[Stored data]

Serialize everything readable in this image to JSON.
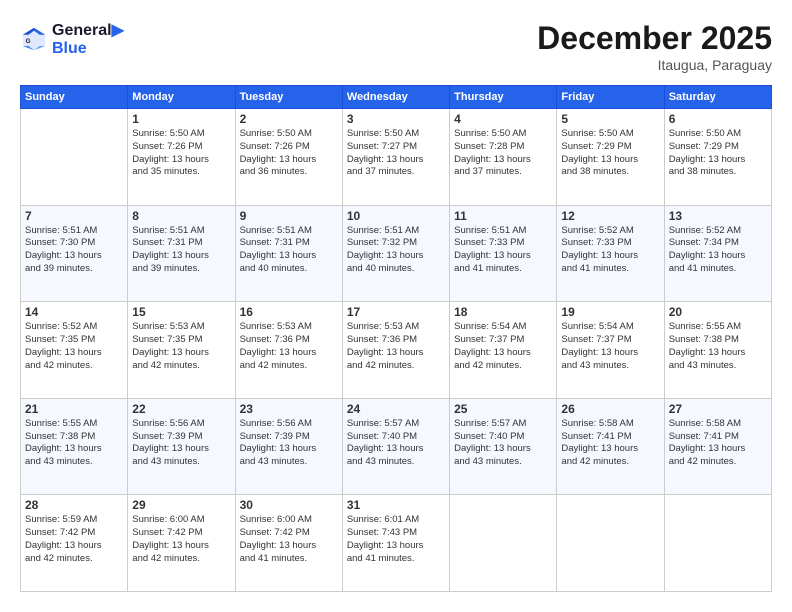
{
  "header": {
    "logo_line1": "General",
    "logo_line2": "Blue",
    "main_title": "December 2025",
    "subtitle": "Itaugua, Paraguay"
  },
  "days_of_week": [
    "Sunday",
    "Monday",
    "Tuesday",
    "Wednesday",
    "Thursday",
    "Friday",
    "Saturday"
  ],
  "weeks": [
    [
      {
        "day": "",
        "info": ""
      },
      {
        "day": "1",
        "info": "Sunrise: 5:50 AM\nSunset: 7:26 PM\nDaylight: 13 hours\nand 35 minutes."
      },
      {
        "day": "2",
        "info": "Sunrise: 5:50 AM\nSunset: 7:26 PM\nDaylight: 13 hours\nand 36 minutes."
      },
      {
        "day": "3",
        "info": "Sunrise: 5:50 AM\nSunset: 7:27 PM\nDaylight: 13 hours\nand 37 minutes."
      },
      {
        "day": "4",
        "info": "Sunrise: 5:50 AM\nSunset: 7:28 PM\nDaylight: 13 hours\nand 37 minutes."
      },
      {
        "day": "5",
        "info": "Sunrise: 5:50 AM\nSunset: 7:29 PM\nDaylight: 13 hours\nand 38 minutes."
      },
      {
        "day": "6",
        "info": "Sunrise: 5:50 AM\nSunset: 7:29 PM\nDaylight: 13 hours\nand 38 minutes."
      }
    ],
    [
      {
        "day": "7",
        "info": "Sunrise: 5:51 AM\nSunset: 7:30 PM\nDaylight: 13 hours\nand 39 minutes."
      },
      {
        "day": "8",
        "info": "Sunrise: 5:51 AM\nSunset: 7:31 PM\nDaylight: 13 hours\nand 39 minutes."
      },
      {
        "day": "9",
        "info": "Sunrise: 5:51 AM\nSunset: 7:31 PM\nDaylight: 13 hours\nand 40 minutes."
      },
      {
        "day": "10",
        "info": "Sunrise: 5:51 AM\nSunset: 7:32 PM\nDaylight: 13 hours\nand 40 minutes."
      },
      {
        "day": "11",
        "info": "Sunrise: 5:51 AM\nSunset: 7:33 PM\nDaylight: 13 hours\nand 41 minutes."
      },
      {
        "day": "12",
        "info": "Sunrise: 5:52 AM\nSunset: 7:33 PM\nDaylight: 13 hours\nand 41 minutes."
      },
      {
        "day": "13",
        "info": "Sunrise: 5:52 AM\nSunset: 7:34 PM\nDaylight: 13 hours\nand 41 minutes."
      }
    ],
    [
      {
        "day": "14",
        "info": "Sunrise: 5:52 AM\nSunset: 7:35 PM\nDaylight: 13 hours\nand 42 minutes."
      },
      {
        "day": "15",
        "info": "Sunrise: 5:53 AM\nSunset: 7:35 PM\nDaylight: 13 hours\nand 42 minutes."
      },
      {
        "day": "16",
        "info": "Sunrise: 5:53 AM\nSunset: 7:36 PM\nDaylight: 13 hours\nand 42 minutes."
      },
      {
        "day": "17",
        "info": "Sunrise: 5:53 AM\nSunset: 7:36 PM\nDaylight: 13 hours\nand 42 minutes."
      },
      {
        "day": "18",
        "info": "Sunrise: 5:54 AM\nSunset: 7:37 PM\nDaylight: 13 hours\nand 42 minutes."
      },
      {
        "day": "19",
        "info": "Sunrise: 5:54 AM\nSunset: 7:37 PM\nDaylight: 13 hours\nand 43 minutes."
      },
      {
        "day": "20",
        "info": "Sunrise: 5:55 AM\nSunset: 7:38 PM\nDaylight: 13 hours\nand 43 minutes."
      }
    ],
    [
      {
        "day": "21",
        "info": "Sunrise: 5:55 AM\nSunset: 7:38 PM\nDaylight: 13 hours\nand 43 minutes."
      },
      {
        "day": "22",
        "info": "Sunrise: 5:56 AM\nSunset: 7:39 PM\nDaylight: 13 hours\nand 43 minutes."
      },
      {
        "day": "23",
        "info": "Sunrise: 5:56 AM\nSunset: 7:39 PM\nDaylight: 13 hours\nand 43 minutes."
      },
      {
        "day": "24",
        "info": "Sunrise: 5:57 AM\nSunset: 7:40 PM\nDaylight: 13 hours\nand 43 minutes."
      },
      {
        "day": "25",
        "info": "Sunrise: 5:57 AM\nSunset: 7:40 PM\nDaylight: 13 hours\nand 43 minutes."
      },
      {
        "day": "26",
        "info": "Sunrise: 5:58 AM\nSunset: 7:41 PM\nDaylight: 13 hours\nand 42 minutes."
      },
      {
        "day": "27",
        "info": "Sunrise: 5:58 AM\nSunset: 7:41 PM\nDaylight: 13 hours\nand 42 minutes."
      }
    ],
    [
      {
        "day": "28",
        "info": "Sunrise: 5:59 AM\nSunset: 7:42 PM\nDaylight: 13 hours\nand 42 minutes."
      },
      {
        "day": "29",
        "info": "Sunrise: 6:00 AM\nSunset: 7:42 PM\nDaylight: 13 hours\nand 42 minutes."
      },
      {
        "day": "30",
        "info": "Sunrise: 6:00 AM\nSunset: 7:42 PM\nDaylight: 13 hours\nand 41 minutes."
      },
      {
        "day": "31",
        "info": "Sunrise: 6:01 AM\nSunset: 7:43 PM\nDaylight: 13 hours\nand 41 minutes."
      },
      {
        "day": "",
        "info": ""
      },
      {
        "day": "",
        "info": ""
      },
      {
        "day": "",
        "info": ""
      }
    ]
  ]
}
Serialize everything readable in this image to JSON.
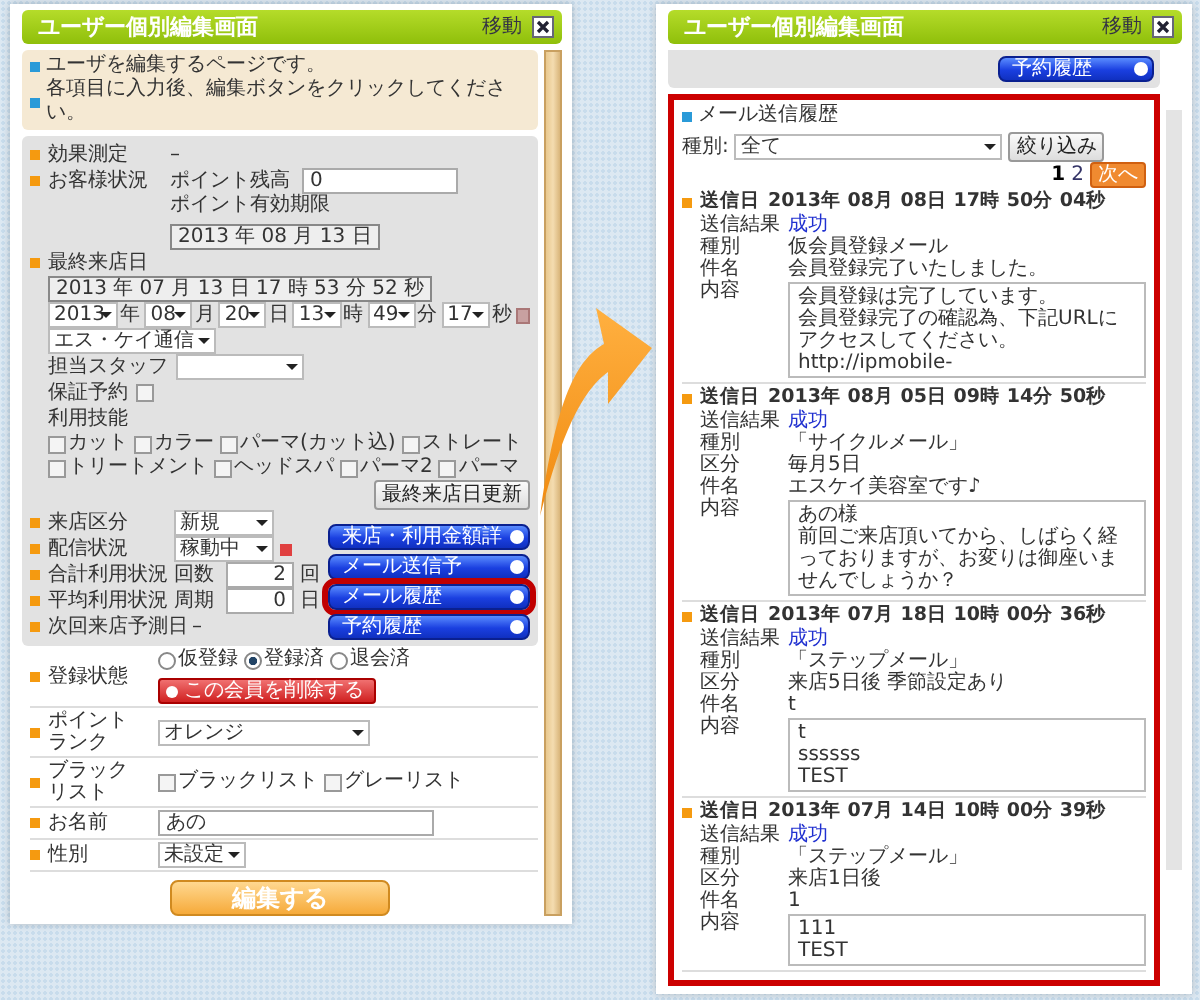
{
  "left_window": {
    "title": "ユーザー個別編集画面",
    "move_label": "移動",
    "notes": [
      "ユーザを編集するページです。",
      "各項目に入力後、編集ボタンをクリックしてください。"
    ],
    "effect": {
      "label": "効果測定",
      "value": "–"
    },
    "customer_status": {
      "label": "お客様状況",
      "points_label": "ポイント残高",
      "points_value": "0",
      "expiry_label": "ポイント有効期限",
      "expiry_value": "2013 年 08 月 13 日"
    },
    "last_visit": {
      "label": "最終来店日",
      "value": "2013 年 07 月 13 日 17 時 53 分 52 秒",
      "date_parts": [
        {
          "value": "2013",
          "unit": "年"
        },
        {
          "value": "08",
          "unit": "月"
        },
        {
          "value": "20",
          "unit": "日"
        },
        {
          "value": "13",
          "unit": "時"
        },
        {
          "value": "49",
          "unit": "分"
        },
        {
          "value": "17",
          "unit": "秒"
        }
      ],
      "store": "エス・ケイ通信",
      "staff_label": "担当スタッフ",
      "guarantee": {
        "label": "保証予約",
        "checked": false
      },
      "skills_label": "利用技能",
      "skills": [
        {
          "label": "カット",
          "checked": false
        },
        {
          "label": "カラー",
          "checked": false
        },
        {
          "label": "パーマ(カット込)",
          "checked": false
        },
        {
          "label": "ストレート",
          "checked": false
        },
        {
          "label": "トリートメント",
          "checked": false
        },
        {
          "label": "ヘッドスパ",
          "checked": false
        },
        {
          "label": "パーマ2",
          "checked": false
        },
        {
          "label": "パーマ",
          "checked": false
        }
      ],
      "update_button": "最終来店日更新"
    },
    "visit_type": {
      "label": "来店区分",
      "value": "新規"
    },
    "delivery": {
      "label": "配信状況",
      "value": "稼動中"
    },
    "total_usage": {
      "label": "合計利用状況",
      "field_label": "回数",
      "value": "2",
      "unit": "回"
    },
    "avg_usage": {
      "label": "平均利用状況",
      "field_label": "周期",
      "value": "0",
      "unit": "日"
    },
    "next_visit": {
      "label": "次回来店予測日",
      "value": "–"
    },
    "action_buttons": [
      {
        "label": "来店・利用金額詳",
        "highlighted": false
      },
      {
        "label": "メール送信予",
        "highlighted": false
      },
      {
        "label": "メール履歴",
        "highlighted": true
      },
      {
        "label": "予約履歴",
        "highlighted": false
      }
    ],
    "registration": {
      "label": "登録状態",
      "options": [
        {
          "label": "仮登録",
          "selected": false
        },
        {
          "label": "登録済",
          "selected": true
        },
        {
          "label": "退会済",
          "selected": false
        }
      ],
      "delete_button": "この会員を削除する"
    },
    "point_rank": {
      "label": "ポイントランク",
      "value": "オレンジ"
    },
    "blacklist": {
      "label": "ブラックリスト",
      "options": [
        {
          "label": "ブラックリスト",
          "checked": false
        },
        {
          "label": "グレーリスト",
          "checked": false
        }
      ]
    },
    "name": {
      "label": "お名前",
      "value": "あの"
    },
    "gender": {
      "label": "性別",
      "value": "未設定"
    },
    "submit_button": "編集する"
  },
  "right_window": {
    "title": "ユーザー個別編集画面",
    "move_label": "移動",
    "top_button": "予約履歴",
    "section_title": "メール送信履歴",
    "filter": {
      "label": "種別:",
      "value": "全て",
      "button": "絞り込み"
    },
    "pagination": {
      "pages": [
        {
          "label": "1",
          "selected": true
        },
        {
          "label": "2",
          "selected": false
        }
      ],
      "next": "次へ"
    },
    "entries": [
      {
        "date_label": "送信日",
        "date": "2013年 08月 08日 17時 50分 04秒",
        "result_label": "送信結果",
        "result": "成功",
        "fields": [
          {
            "label": "種別",
            "value": "仮会員登録メール"
          },
          {
            "label": "件名",
            "value": "会員登録完了いたしました。"
          }
        ],
        "content_label": "内容",
        "content": [
          "会員登録は完了しています。",
          "会員登録完了の確認為、下記URLにアクセスしてください。",
          "http://ipmobile-"
        ]
      },
      {
        "date_label": "送信日",
        "date": "2013年 08月 05日 09時 14分 50秒",
        "result_label": "送信結果",
        "result": "成功",
        "fields": [
          {
            "label": "種別",
            "value": "「サイクルメール」"
          },
          {
            "label": "区分",
            "value": "毎月5日"
          },
          {
            "label": "件名",
            "value": "エスケイ美容室です♪"
          }
        ],
        "content_label": "内容",
        "content": [
          "あの様",
          "前回ご来店頂いてから、しばらく経っておりますが、お変りは御座いませんでしょうか？"
        ]
      },
      {
        "date_label": "送信日",
        "date": "2013年 07月 18日 10時 00分 36秒",
        "result_label": "送信結果",
        "result": "成功",
        "fields": [
          {
            "label": "種別",
            "value": "「ステップメール」"
          },
          {
            "label": "区分",
            "value": "来店5日後 季節設定あり"
          },
          {
            "label": "件名",
            "value": "t"
          }
        ],
        "content_label": "内容",
        "content": [
          "t",
          "ssssss",
          "TEST"
        ]
      },
      {
        "date_label": "送信日",
        "date": "2013年 07月 14日 10時 00分 39秒",
        "result_label": "送信結果",
        "result": "成功",
        "fields": [
          {
            "label": "種別",
            "value": "「ステップメール」"
          },
          {
            "label": "区分",
            "value": "来店1日後"
          },
          {
            "label": "件名",
            "value": "1"
          }
        ],
        "content_label": "内容",
        "content": [
          "111",
          "TEST"
        ]
      }
    ]
  }
}
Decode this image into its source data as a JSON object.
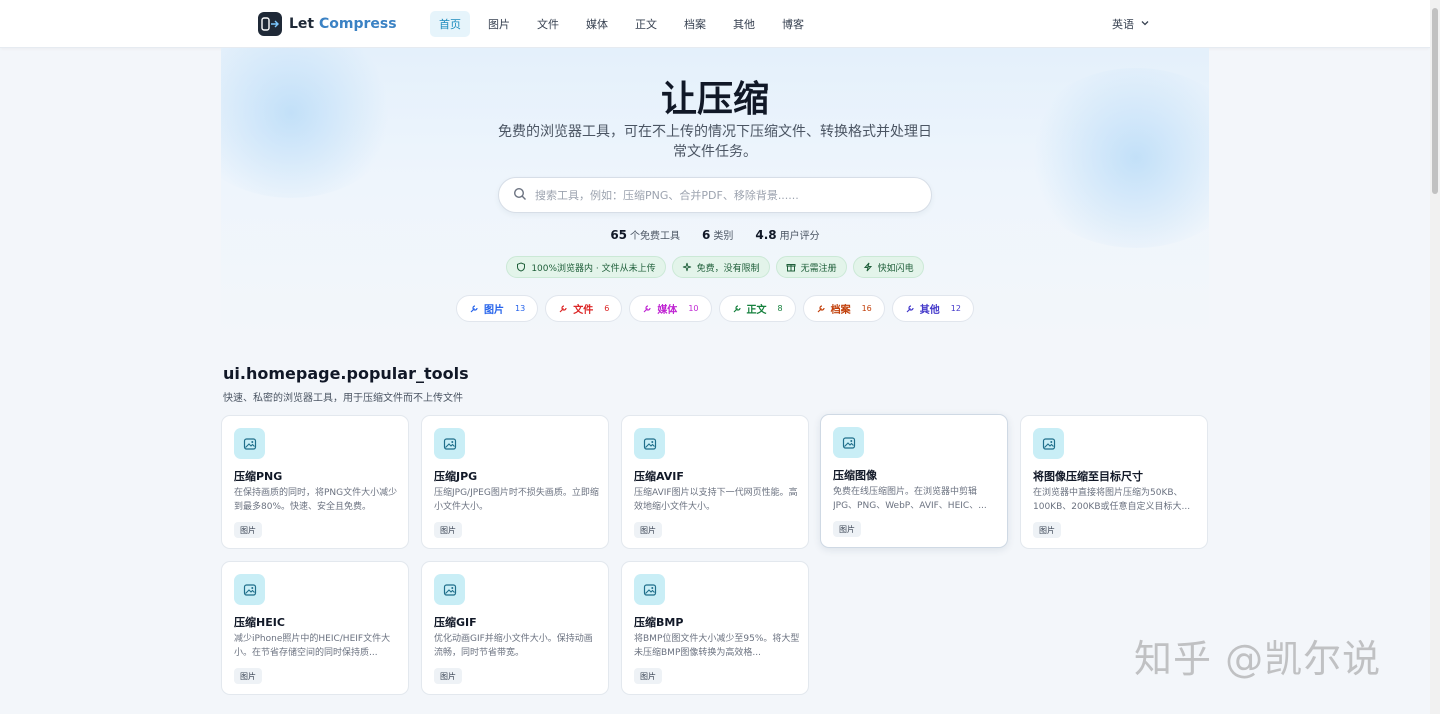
{
  "header": {
    "logo_word": "Let",
    "logo_accent": "Compress",
    "nav": [
      {
        "label": "首页",
        "active": true
      },
      {
        "label": "图片",
        "active": false
      },
      {
        "label": "文件",
        "active": false
      },
      {
        "label": "媒体",
        "active": false
      },
      {
        "label": "正文",
        "active": false
      },
      {
        "label": "档案",
        "active": false
      },
      {
        "label": "其他",
        "active": false
      },
      {
        "label": "博客",
        "active": false
      }
    ],
    "language": "英语"
  },
  "hero": {
    "title": "让压缩",
    "subtitle": "免费的浏览器工具，可在不上传的情况下压缩文件、转换格式并处理日常文件任务。",
    "search_placeholder": "搜索工具，例如：压缩PNG、合并PDF、移除背景......",
    "stats": [
      {
        "value": "65",
        "label": "个免费工具"
      },
      {
        "value": "6",
        "label": "类别"
      },
      {
        "value": "4.8",
        "label": "用户评分"
      }
    ],
    "badges": [
      {
        "icon": "shield-icon",
        "label": "100%浏览器内 · 文件从未上传"
      },
      {
        "icon": "sparkle-icon",
        "label": "免费，没有限制"
      },
      {
        "icon": "gift-icon",
        "label": "无需注册"
      },
      {
        "icon": "lightning-icon",
        "label": "快如闪电"
      }
    ],
    "categories": [
      {
        "label": "图片",
        "count": "13",
        "color": "#2563eb"
      },
      {
        "label": "文件",
        "count": "6",
        "color": "#dc2626"
      },
      {
        "label": "媒体",
        "count": "10",
        "color": "#c026d3"
      },
      {
        "label": "正文",
        "count": "8",
        "color": "#15803d"
      },
      {
        "label": "档案",
        "count": "16",
        "color": "#c2410c"
      },
      {
        "label": "其他",
        "count": "12",
        "color": "#4338ca"
      }
    ]
  },
  "popular": {
    "title": "ui.homepage.popular_tools",
    "subtitle": "快速、私密的浏览器工具，用于压缩文件而不上传文件",
    "tools": [
      {
        "title": "压缩PNG",
        "desc": "在保持画质的同时，将PNG文件大小减少到最多80%。快速、安全且免费。",
        "tag": "图片"
      },
      {
        "title": "压缩JPG",
        "desc": "压缩JPG/JPEG图片时不损失画质。立即缩小文件大小。",
        "tag": "图片"
      },
      {
        "title": "压缩AVIF",
        "desc": "压缩AVIF图片以支持下一代网页性能。高效地缩小文件大小。",
        "tag": "图片"
      },
      {
        "title": "压缩图像",
        "desc": "免费在线压缩图片。在浏览器中剪辑JPG、PNG、WebP、AVIF、HEIC、...",
        "tag": "图片"
      },
      {
        "title": "将图像压缩至目标尺寸",
        "desc": "在浏览器中直接将图片压缩为50KB、100KB、200KB或任意自定义目标大...",
        "tag": "图片"
      },
      {
        "title": "压缩HEIC",
        "desc": "减少iPhone照片中的HEIC/HEIF文件大小。在节省存储空间的同时保持质...",
        "tag": "图片"
      },
      {
        "title": "压缩GIF",
        "desc": "优化动画GIF并缩小文件大小。保持动画流畅，同时节省带宽。",
        "tag": "图片"
      },
      {
        "title": "压缩BMP",
        "desc": "将BMP位图文件大小减少至95%。将大型未压缩BMP图像转换为高效格...",
        "tag": "图片"
      }
    ]
  },
  "watermark": "知乎 @凯尔说"
}
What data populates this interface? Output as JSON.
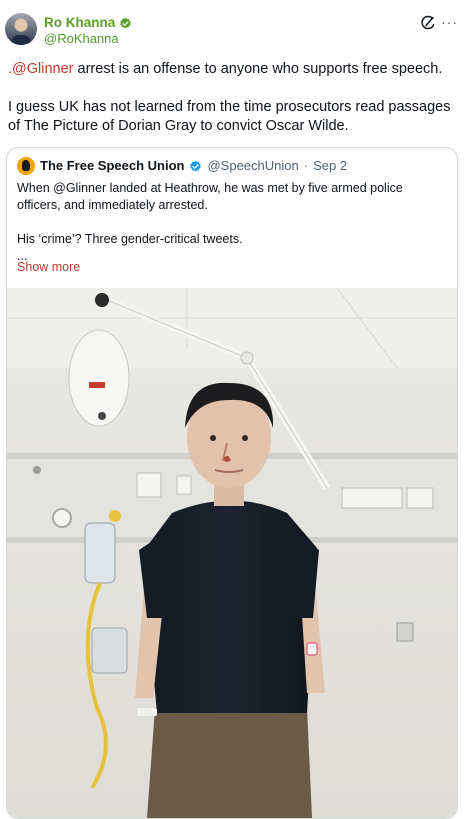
{
  "author": {
    "name": "Ro Khanna",
    "handle": "@RoKhanna",
    "verified_color": "#5c9e2a"
  },
  "tweet": {
    "mention": ".@Glinner",
    "line1_rest": " arrest is an offense to anyone who supports free speech.",
    "para2": "I guess UK has not learned from the time prosecutors read passages of The Picture of Dorian Gray to convict Oscar Wilde."
  },
  "quote": {
    "name": "The Free Speech Union",
    "handle": "@SpeechUnion",
    "separator": "·",
    "date": "Sep 2",
    "text1": "When @Glinner landed at Heathrow, he was met by five armed police officers, and immediately arrested.",
    "text2": "His ‘crime’? Three gender-critical tweets.",
    "ellipsis": "...",
    "show_more": "Show more"
  },
  "colors": {
    "accent": "#c0392b",
    "border": "#cfd9de",
    "muted": "#536471"
  },
  "icons": [
    "avatar",
    "verified-badge-icon",
    "grok-icon",
    "more-options-icon",
    "verified-badge-icon"
  ]
}
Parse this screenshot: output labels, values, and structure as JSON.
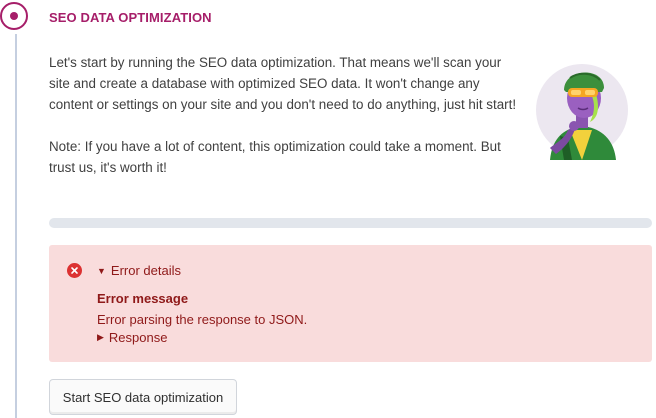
{
  "step": {
    "title": "SEO DATA OPTIMIZATION",
    "paragraphs": [
      "Let's start by running the SEO data optimization. That means we'll scan your site and create a database with optimized SEO data. It won't change any content or settings on your site and you don't need to do anything, just hit start!",
      "Note: If you have a lot of content, this optimization could take a moment. But trust us, it's worth it!"
    ]
  },
  "progress": {
    "value_percent": 0
  },
  "error": {
    "summary_label": "Error details",
    "heading": "Error message",
    "message": "Error parsing the response to JSON.",
    "response_label": "Response"
  },
  "actions": {
    "start_label": "Start SEO data optimization"
  },
  "colors": {
    "accent": "#a61e69",
    "error_bg": "#f9dcdc",
    "error_text": "#8f1919",
    "error_icon": "#dc3232",
    "track": "#e2e6ec"
  },
  "icons": {
    "step": "active-step-icon",
    "error": "error-x-icon",
    "expanded": "triangle-down-icon",
    "collapsed": "triangle-right-icon"
  }
}
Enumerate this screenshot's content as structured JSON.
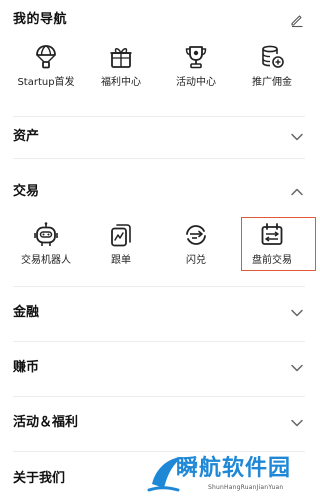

EXERCISE DETAILS: Identify each line in the records above that contains the word "handle", and copy it out in full.

COMPLETE OUTPUT:
    "handle": "@RoKhanna",
    "handle": "@SpeechUnion",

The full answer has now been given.